**STATED EXERCISE:**
Write the records out again, keeping each line exactly as it is.

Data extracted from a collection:
■ ■ ■ ■ ■ ■ ■

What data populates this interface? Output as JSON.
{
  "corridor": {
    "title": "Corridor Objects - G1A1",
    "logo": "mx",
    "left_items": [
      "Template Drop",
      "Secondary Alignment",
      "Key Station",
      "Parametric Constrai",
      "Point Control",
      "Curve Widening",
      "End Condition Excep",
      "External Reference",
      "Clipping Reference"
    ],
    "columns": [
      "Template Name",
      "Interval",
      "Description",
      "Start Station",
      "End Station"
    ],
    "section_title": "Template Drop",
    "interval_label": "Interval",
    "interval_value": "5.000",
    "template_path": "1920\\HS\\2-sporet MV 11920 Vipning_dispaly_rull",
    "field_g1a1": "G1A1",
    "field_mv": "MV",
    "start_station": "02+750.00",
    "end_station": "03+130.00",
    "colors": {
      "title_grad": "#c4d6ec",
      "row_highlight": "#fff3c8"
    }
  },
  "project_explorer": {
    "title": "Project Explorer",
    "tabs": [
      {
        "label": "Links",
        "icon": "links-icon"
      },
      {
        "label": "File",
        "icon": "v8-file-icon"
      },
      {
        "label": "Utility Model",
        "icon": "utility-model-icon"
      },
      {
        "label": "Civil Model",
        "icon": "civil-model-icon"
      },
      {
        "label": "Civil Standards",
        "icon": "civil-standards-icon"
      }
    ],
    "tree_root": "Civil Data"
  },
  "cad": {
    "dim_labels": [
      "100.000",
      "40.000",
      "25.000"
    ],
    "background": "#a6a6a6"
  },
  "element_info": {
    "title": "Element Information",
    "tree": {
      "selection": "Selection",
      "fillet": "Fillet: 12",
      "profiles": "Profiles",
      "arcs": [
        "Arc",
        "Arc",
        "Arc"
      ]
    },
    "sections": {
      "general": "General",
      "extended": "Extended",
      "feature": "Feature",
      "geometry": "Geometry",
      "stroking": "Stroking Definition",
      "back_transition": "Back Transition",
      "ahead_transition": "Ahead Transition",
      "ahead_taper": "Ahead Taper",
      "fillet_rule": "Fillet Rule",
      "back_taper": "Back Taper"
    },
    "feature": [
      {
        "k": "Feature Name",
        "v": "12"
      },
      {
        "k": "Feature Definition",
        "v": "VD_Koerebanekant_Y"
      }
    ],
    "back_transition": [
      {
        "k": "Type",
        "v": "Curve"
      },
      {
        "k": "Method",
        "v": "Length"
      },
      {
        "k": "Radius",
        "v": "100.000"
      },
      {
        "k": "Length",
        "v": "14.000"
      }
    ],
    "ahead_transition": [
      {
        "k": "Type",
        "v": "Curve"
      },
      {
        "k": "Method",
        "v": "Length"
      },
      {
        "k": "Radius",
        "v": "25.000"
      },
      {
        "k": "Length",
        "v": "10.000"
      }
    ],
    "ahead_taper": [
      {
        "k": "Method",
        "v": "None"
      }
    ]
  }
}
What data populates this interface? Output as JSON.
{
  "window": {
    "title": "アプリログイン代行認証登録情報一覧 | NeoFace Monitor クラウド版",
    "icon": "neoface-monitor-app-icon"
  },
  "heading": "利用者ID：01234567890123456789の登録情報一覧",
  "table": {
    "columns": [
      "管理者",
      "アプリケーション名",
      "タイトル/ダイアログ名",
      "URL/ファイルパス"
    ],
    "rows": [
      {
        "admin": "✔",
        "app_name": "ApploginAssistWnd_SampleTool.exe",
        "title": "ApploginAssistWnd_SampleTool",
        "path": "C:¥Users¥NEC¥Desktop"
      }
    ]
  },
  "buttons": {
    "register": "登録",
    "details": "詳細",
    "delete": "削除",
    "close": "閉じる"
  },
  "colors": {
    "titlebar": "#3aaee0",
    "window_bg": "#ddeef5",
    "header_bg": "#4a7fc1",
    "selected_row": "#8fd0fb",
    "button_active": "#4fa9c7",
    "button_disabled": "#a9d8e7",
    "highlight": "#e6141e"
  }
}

■ ■ ■ ■ ■ ■ ■

**ANSWER TO THE EXERCISE:**
What data populates this interface? Output as JSON.
{
  "corridor": {
    "title": "Corridor Objects - G1A1",
    "logo": "mx",
    "left_items": [
      "Template Drop",
      "Secondary Alignment",
      "Key Station",
      "Parametric Constrai",
      "Point Control",
      "Curve Widening",
      "End Condition Excep",
      "External Reference",
      "Clipping Reference"
    ],
    "columns": [
      "Template Name",
      "Interval",
      "Description",
      "Start Station",
      "End Station"
    ],
    "section_title": "Template Drop",
    "interval_label": "Interval",
    "interval_value": "5.000",
    "template_path": "1920\\HS\\2-sporet MV 11920 Vipning_dispaly_rull",
    "field_g1a1": "G1A1",
    "field_mv": "MV",
    "start_station": "02+750.00",
    "end_station": "03+130.00",
    "colors": {
      "title_grad": "#c4d6ec",
      "row_highlight": "#fff3c8"
    }
  },
  "project_explorer": {
    "title": "Project Explorer",
    "tabs": [
      {
        "label": "Links",
        "icon": "links-icon"
      },
      {
        "label": "File",
        "icon": "v8-file-icon"
      },
      {
        "label": "Utility Model",
        "icon": "utility-model-icon"
      },
      {
        "label": "Civil Model",
        "icon": "civil-model-icon"
      },
      {
        "label": "Civil Standards",
        "icon": "civil-standards-icon"
      }
    ],
    "tree_root": "Civil Data"
  },
  "cad": {
    "dim_labels": [
      "100.000",
      "40.000",
      "25.000"
    ],
    "background": "#a6a6a6"
  },
  "element_info": {
    "title": "Element Information",
    "tree": {
      "selection": "Selection",
      "fillet": "Fillet: 12",
      "profiles": "Profiles",
      "arcs": [
        "Arc",
        "Arc",
        "Arc"
      ]
    },
    "sections": {
      "general": "General",
      "extended": "Extended",
      "feature": "Feature",
      "geometry": "Geometry",
      "stroking": "Stroking Definition",
      "back_transition": "Back Transition",
      "ahead_transition": "Ahead Transition",
      "ahead_taper": "Ahead Taper",
      "fillet_rule": "Fillet Rule",
      "back_taper": "Back Taper"
    },
    "feature": [
      {
        "k": "Feature Name",
        "v": "12"
      },
      {
        "k": "Feature Definition",
        "v": "VD_Koerebanekant_Y"
      }
    ],
    "back_transition": [
      {
        "k": "Type",
        "v": "Curve"
      },
      {
        "k": "Method",
        "v": "Length"
      },
      {
        "k": "Radius",
        "v": "100.000"
      },
      {
        "k": "Length",
        "v": "14.000"
      }
    ],
    "ahead_transition": [
      {
        "k": "Type",
        "v": "Curve"
      },
      {
        "k": "Method",
        "v": "Length"
      },
      {
        "k": "Radius",
        "v": "25.000"
      },
      {
        "k": "Length",
        "v": "10.000"
      }
    ],
    "ahead_taper": [
      {
        "k": "Method",
        "v": "None"
      }
    ]
  }
}
What data populates this interface? Output as JSON.
{
  "window": {
    "title": "アプリログイン代行認証登録情報一覧 | NeoFace Monitor クラウド版",
    "icon": "neoface-monitor-app-icon"
  },
  "heading": "利用者ID：01234567890123456789の登録情報一覧",
  "table": {
    "columns": [
      "管理者",
      "アプリケーション名",
      "タイトル/ダイアログ名",
      "URL/ファイルパス"
    ],
    "rows": [
      {
        "admin": "✔",
        "app_name": "ApploginAssistWnd_SampleTool.exe",
        "title": "ApploginAssistWnd_SampleTool",
        "path": "C:¥Users¥NEC¥Desktop"
      }
    ]
  },
  "buttons": {
    "register": "登録",
    "details": "詳細",
    "delete": "削除",
    "close": "閉じる"
  },
  "colors": {
    "titlebar": "#3aaee0",
    "window_bg": "#ddeef5",
    "header_bg": "#4a7fc1",
    "selected_row": "#8fd0fb",
    "button_active": "#4fa9c7",
    "button_disabled": "#a9d8e7",
    "highlight": "#e6141e"
  }
}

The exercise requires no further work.